(A run of records)
================
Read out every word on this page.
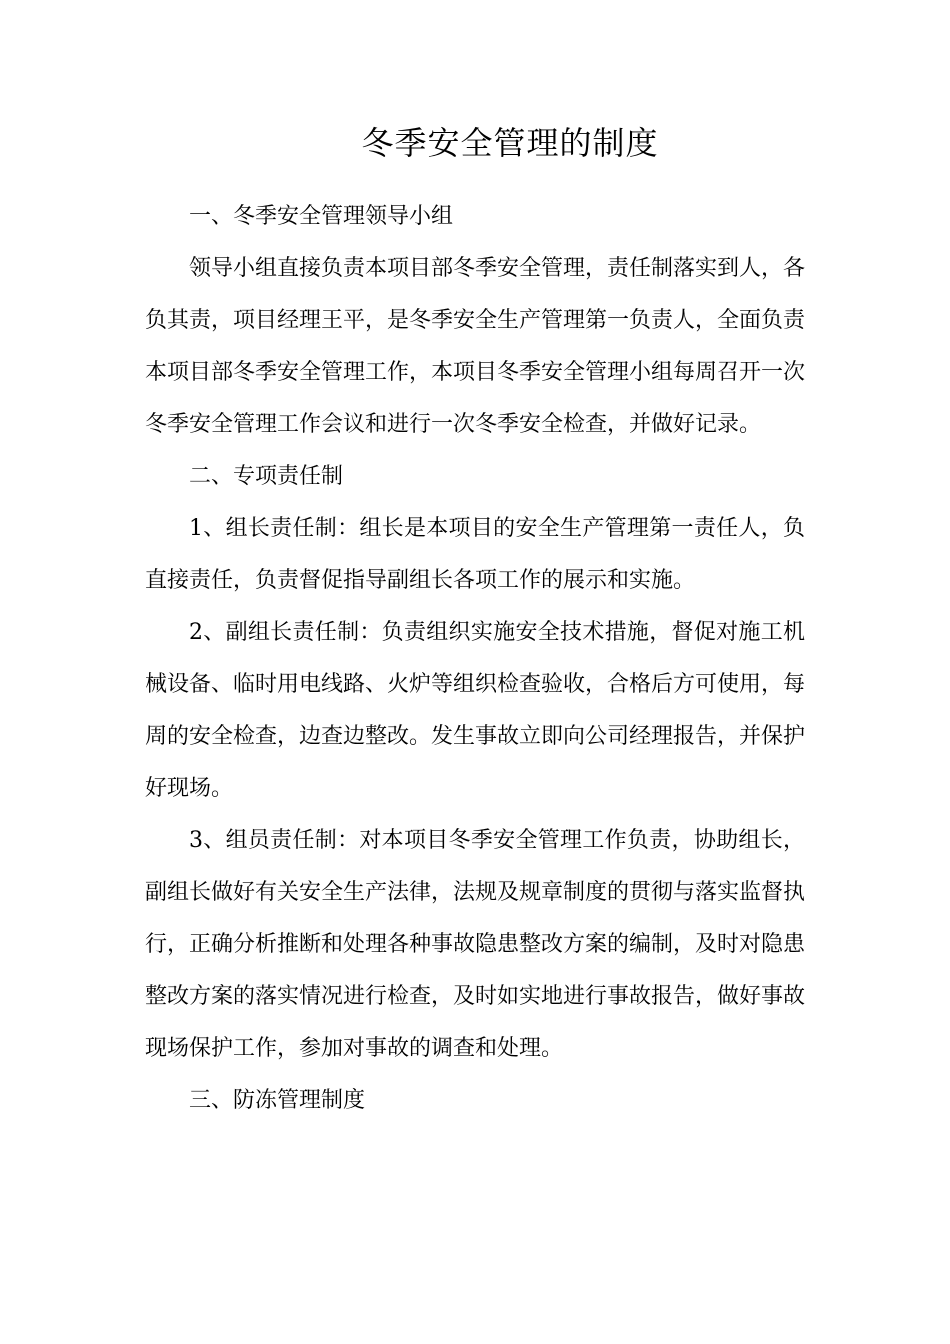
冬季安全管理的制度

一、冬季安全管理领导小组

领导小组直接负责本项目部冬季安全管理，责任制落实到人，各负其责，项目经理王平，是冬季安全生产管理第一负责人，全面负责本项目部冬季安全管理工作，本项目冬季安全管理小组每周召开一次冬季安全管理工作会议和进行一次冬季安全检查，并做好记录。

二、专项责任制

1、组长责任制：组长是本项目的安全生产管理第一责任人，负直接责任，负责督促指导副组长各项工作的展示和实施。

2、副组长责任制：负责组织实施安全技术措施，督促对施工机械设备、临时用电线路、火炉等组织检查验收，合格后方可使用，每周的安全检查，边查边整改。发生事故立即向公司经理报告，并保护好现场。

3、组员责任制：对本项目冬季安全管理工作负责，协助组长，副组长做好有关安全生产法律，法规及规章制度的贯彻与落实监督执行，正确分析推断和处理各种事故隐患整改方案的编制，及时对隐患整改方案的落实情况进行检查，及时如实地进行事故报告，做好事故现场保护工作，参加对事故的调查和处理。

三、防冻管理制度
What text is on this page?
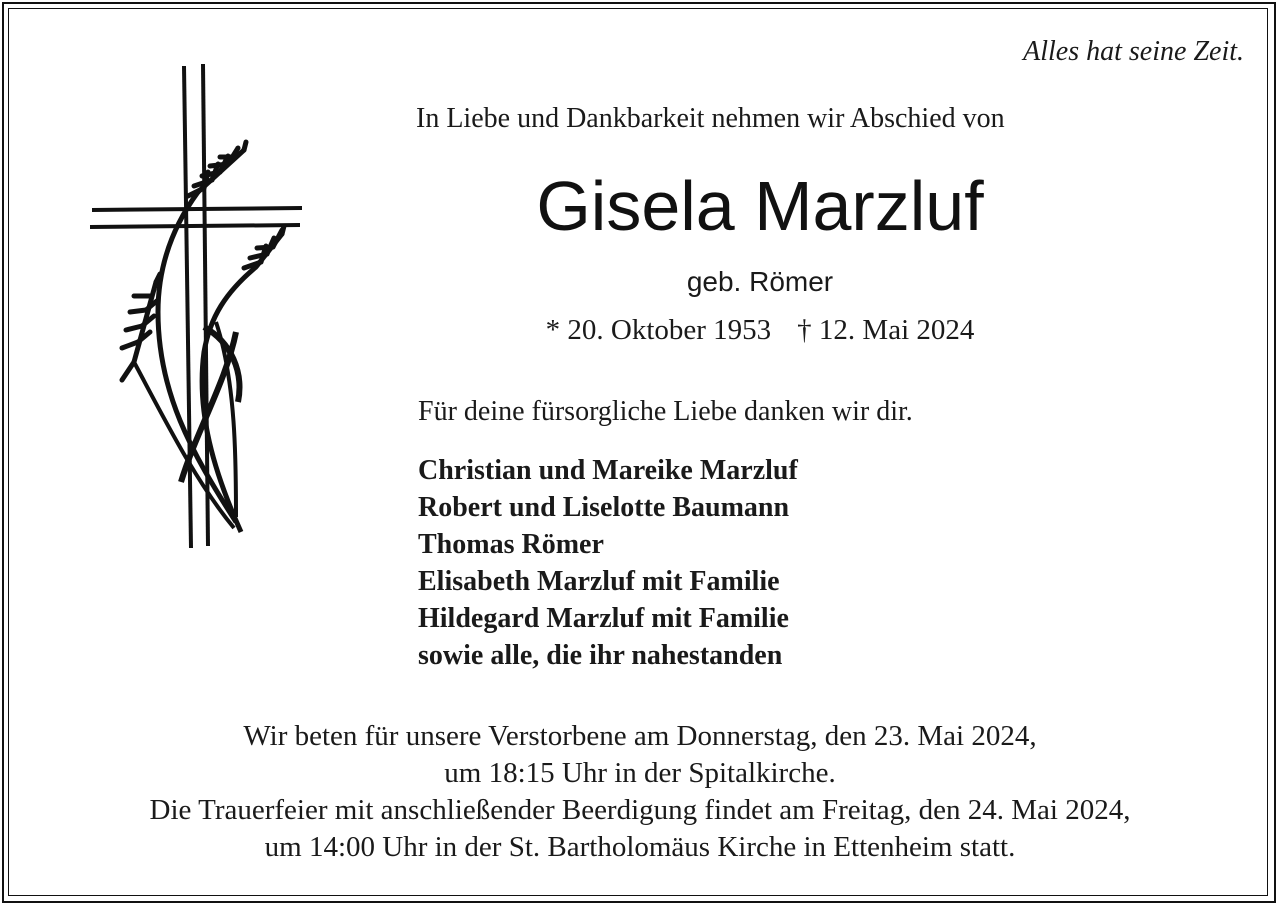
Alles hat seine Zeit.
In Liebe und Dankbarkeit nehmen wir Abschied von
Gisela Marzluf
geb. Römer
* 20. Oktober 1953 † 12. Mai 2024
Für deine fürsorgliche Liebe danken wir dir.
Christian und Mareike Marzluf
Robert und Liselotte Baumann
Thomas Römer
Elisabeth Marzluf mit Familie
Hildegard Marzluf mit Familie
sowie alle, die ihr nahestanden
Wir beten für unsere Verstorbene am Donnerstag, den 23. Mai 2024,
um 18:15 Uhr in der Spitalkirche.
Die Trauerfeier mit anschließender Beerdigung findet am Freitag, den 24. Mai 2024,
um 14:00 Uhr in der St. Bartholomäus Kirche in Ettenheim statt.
================
What is required
Extract all the entries word for word; omit any pictures.

Written solution
Read out every word on this page.
冬季安全管理的制度

一、冬季安全管理领导小组

领导小组直接负责本项目部冬季安全管理，责任制落实到人，各负其责，项目经理王平，是冬季安全生产管理第一负责人，全面负责本项目部冬季安全管理工作，本项目冬季安全管理小组每周召开一次冬季安全管理工作会议和进行一次冬季安全检查，并做好记录。

二、专项责任制

1、组长责任制：组长是本项目的安全生产管理第一责任人，负直接责任，负责督促指导副组长各项工作的展示和实施。

2、副组长责任制：负责组织实施安全技术措施，督促对施工机械设备、临时用电线路、火炉等组织检查验收，合格后方可使用，每周的安全检查，边查边整改。发生事故立即向公司经理报告，并保护好现场。

3、组员责任制：对本项目冬季安全管理工作负责，协助组长，副组长做好有关安全生产法律，法规及规章制度的贯彻与落实监督执行，正确分析推断和处理各种事故隐患整改方案的编制，及时对隐患整改方案的落实情况进行检查，及时如实地进行事故报告，做好事故现场保护工作，参加对事故的调查和处理。

三、防冻管理制度
What text is on this page?
Alles hat seine Zeit.
In Liebe und Dankbarkeit nehmen wir Abschied von
Gisela Marzluf
geb. Römer
* 20. Oktober 1953 † 12. Mai 2024
Für deine fürsorgliche Liebe danken wir dir.
Christian und Mareike Marzluf
Robert und Liselotte Baumann
Thomas Römer
Elisabeth Marzluf mit Familie
Hildegard Marzluf mit Familie
sowie alle, die ihr nahestanden
Wir beten für unsere Verstorbene am Donnerstag, den 23. Mai 2024,
um 18:15 Uhr in der Spitalkirche.
Die Trauerfeier mit anschließender Beerdigung findet am Freitag, den 24. Mai 2024,
um 14:00 Uhr in der St. Bartholomäus Kirche in Ettenheim statt.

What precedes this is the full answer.